**Supplied records**:
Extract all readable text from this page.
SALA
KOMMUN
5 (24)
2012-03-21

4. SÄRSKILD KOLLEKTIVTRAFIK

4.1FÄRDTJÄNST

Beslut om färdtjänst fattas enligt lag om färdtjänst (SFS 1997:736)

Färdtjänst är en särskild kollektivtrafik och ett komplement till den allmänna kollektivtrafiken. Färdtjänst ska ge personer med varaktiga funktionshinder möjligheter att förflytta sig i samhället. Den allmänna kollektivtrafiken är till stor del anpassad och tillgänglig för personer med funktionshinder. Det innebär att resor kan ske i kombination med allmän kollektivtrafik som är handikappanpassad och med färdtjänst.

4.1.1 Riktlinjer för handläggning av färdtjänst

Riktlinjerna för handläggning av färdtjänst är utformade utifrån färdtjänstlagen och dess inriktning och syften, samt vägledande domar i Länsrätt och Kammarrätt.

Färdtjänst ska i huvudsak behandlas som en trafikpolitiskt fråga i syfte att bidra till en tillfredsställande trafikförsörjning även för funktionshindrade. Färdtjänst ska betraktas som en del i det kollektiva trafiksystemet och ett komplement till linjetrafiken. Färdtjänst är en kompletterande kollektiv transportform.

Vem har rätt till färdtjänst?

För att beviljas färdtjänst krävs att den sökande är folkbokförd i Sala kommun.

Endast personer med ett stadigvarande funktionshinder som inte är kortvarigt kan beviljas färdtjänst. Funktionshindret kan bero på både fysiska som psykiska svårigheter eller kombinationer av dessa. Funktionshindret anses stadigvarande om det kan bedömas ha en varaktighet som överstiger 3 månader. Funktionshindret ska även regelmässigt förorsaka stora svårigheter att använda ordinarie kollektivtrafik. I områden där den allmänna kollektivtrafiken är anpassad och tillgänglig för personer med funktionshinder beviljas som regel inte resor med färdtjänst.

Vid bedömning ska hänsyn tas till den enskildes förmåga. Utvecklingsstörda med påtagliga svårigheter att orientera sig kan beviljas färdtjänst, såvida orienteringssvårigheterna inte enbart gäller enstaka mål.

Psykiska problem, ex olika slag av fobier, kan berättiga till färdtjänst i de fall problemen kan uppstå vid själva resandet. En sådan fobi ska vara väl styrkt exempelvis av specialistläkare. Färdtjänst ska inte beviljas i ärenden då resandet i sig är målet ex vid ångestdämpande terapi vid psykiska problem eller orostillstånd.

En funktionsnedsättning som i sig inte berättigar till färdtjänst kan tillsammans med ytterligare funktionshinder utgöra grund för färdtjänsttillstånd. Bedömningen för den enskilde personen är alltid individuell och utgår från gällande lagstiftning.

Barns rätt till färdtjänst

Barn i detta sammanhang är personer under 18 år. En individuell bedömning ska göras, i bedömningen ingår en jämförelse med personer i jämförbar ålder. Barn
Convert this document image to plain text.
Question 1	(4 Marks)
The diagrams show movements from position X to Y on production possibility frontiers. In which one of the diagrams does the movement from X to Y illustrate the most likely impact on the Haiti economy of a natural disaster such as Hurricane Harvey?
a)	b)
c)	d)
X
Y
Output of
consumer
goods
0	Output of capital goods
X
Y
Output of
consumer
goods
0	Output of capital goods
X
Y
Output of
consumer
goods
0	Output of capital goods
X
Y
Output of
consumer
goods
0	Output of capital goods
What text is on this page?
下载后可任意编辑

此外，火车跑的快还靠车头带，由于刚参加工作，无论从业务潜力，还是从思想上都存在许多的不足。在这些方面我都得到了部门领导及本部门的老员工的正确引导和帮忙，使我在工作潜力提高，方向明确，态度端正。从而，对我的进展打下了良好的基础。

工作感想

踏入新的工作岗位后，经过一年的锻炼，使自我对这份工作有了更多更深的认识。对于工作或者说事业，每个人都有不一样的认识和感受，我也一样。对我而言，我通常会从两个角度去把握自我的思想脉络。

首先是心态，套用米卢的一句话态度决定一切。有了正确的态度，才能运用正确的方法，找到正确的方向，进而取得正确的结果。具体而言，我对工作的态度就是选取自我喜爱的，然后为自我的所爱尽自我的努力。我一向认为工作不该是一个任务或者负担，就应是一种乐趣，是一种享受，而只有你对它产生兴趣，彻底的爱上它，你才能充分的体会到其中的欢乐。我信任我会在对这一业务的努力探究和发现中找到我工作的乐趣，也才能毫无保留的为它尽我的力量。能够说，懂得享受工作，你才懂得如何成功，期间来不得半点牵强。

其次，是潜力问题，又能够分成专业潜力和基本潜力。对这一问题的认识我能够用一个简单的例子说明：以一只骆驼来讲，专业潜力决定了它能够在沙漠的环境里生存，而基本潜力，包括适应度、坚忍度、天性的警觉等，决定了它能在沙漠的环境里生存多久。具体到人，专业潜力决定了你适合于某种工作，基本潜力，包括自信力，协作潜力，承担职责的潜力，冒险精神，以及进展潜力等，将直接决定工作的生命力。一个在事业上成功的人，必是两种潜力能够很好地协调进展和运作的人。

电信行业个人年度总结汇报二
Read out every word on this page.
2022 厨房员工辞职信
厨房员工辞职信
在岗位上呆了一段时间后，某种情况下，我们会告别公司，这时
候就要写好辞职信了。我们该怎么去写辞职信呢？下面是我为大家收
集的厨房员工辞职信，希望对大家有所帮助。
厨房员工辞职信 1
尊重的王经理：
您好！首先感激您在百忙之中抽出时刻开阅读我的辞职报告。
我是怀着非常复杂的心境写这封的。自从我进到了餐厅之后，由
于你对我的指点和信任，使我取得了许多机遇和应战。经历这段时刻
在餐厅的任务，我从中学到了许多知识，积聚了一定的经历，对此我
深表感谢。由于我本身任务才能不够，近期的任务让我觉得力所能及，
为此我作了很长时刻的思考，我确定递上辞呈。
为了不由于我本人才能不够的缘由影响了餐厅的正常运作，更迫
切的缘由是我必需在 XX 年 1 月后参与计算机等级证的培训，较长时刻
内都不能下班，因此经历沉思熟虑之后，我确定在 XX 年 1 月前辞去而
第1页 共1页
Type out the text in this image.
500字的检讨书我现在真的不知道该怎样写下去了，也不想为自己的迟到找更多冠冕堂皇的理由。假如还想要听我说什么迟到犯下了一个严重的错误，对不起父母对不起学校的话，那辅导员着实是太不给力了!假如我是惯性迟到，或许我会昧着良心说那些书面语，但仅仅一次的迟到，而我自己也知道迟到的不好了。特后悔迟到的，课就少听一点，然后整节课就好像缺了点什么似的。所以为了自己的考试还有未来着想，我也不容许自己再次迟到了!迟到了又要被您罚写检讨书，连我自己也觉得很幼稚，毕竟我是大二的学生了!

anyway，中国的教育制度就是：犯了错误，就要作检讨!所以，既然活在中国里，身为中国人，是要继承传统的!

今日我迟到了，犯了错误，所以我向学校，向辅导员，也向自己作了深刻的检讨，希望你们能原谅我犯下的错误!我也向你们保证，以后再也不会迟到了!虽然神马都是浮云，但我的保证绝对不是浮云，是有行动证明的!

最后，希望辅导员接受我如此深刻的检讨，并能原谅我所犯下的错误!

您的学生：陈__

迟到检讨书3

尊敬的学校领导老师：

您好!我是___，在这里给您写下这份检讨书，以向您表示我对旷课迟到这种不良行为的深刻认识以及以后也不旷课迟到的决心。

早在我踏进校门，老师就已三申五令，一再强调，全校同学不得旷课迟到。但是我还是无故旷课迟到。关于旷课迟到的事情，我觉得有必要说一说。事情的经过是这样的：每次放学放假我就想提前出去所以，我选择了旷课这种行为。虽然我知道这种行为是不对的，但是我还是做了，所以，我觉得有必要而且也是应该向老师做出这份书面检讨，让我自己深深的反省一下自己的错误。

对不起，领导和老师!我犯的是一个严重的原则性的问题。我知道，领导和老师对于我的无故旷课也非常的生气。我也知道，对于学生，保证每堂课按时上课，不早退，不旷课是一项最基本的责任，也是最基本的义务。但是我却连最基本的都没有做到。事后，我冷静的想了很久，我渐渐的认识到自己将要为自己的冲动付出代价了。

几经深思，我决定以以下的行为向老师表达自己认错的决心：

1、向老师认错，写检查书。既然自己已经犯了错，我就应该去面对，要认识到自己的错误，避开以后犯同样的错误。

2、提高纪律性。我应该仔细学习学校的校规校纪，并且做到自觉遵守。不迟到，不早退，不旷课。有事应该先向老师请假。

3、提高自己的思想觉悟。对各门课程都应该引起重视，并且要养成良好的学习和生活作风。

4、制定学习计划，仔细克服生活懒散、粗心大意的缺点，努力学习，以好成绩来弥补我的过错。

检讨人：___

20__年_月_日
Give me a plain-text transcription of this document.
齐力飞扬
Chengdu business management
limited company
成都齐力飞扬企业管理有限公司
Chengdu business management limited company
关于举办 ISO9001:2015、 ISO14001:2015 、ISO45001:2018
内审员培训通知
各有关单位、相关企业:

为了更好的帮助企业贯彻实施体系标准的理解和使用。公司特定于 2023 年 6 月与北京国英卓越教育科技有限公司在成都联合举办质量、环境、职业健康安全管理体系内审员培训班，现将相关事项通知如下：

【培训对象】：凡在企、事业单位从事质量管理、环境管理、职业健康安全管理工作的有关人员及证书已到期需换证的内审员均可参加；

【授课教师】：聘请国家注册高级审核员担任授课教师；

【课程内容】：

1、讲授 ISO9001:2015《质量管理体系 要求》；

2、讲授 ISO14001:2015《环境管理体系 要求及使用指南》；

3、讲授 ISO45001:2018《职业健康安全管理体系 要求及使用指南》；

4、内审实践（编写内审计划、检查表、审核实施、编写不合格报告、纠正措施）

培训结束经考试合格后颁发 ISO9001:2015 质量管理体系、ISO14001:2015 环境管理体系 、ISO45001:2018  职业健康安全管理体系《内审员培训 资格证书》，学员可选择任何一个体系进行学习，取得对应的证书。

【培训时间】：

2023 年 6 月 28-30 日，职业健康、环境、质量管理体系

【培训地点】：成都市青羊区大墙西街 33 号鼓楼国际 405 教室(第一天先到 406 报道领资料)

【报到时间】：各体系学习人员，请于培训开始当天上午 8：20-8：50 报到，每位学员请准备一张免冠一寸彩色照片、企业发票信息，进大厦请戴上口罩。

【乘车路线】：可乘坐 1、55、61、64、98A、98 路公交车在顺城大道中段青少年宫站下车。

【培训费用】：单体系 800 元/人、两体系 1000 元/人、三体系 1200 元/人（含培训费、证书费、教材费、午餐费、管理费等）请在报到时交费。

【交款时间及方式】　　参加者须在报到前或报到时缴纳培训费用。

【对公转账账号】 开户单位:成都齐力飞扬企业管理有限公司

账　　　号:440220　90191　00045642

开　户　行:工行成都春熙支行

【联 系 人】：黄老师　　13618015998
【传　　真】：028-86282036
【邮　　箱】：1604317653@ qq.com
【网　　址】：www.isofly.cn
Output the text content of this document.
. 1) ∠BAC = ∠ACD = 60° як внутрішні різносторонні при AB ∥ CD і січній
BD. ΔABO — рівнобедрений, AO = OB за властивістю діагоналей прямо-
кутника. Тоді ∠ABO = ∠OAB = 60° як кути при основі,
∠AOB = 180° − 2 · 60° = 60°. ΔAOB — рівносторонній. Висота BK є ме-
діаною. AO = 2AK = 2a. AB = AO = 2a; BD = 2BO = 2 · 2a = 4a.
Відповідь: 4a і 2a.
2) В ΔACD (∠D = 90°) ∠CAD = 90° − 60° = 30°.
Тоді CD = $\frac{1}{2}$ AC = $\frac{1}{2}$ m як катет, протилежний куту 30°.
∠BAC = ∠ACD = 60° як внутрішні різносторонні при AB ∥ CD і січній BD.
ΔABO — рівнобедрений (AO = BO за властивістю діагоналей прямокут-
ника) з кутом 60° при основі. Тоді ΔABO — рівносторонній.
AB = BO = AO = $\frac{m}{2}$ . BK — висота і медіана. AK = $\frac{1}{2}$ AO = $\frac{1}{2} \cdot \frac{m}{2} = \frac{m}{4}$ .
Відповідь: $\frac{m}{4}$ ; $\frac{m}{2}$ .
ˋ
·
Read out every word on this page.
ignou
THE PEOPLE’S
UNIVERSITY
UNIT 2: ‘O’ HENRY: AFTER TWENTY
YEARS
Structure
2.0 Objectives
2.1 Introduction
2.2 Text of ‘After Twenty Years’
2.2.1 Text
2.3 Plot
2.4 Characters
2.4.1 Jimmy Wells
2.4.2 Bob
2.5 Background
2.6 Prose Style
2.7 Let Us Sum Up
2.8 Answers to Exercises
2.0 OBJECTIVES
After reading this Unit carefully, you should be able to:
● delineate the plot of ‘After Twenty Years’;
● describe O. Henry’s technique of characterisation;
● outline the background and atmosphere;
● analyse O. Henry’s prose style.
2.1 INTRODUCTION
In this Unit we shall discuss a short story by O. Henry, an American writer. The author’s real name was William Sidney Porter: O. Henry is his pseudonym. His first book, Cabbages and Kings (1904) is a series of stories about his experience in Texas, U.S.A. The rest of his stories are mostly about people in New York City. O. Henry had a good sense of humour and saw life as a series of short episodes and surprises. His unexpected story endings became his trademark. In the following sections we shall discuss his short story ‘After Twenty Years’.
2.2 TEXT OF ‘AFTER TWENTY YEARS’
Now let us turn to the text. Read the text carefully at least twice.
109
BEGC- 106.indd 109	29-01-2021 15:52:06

**Task to carry out**: Look through the data and show every line containing "management".

**The reply**:
Chengdu business management
Chengdu business management limited company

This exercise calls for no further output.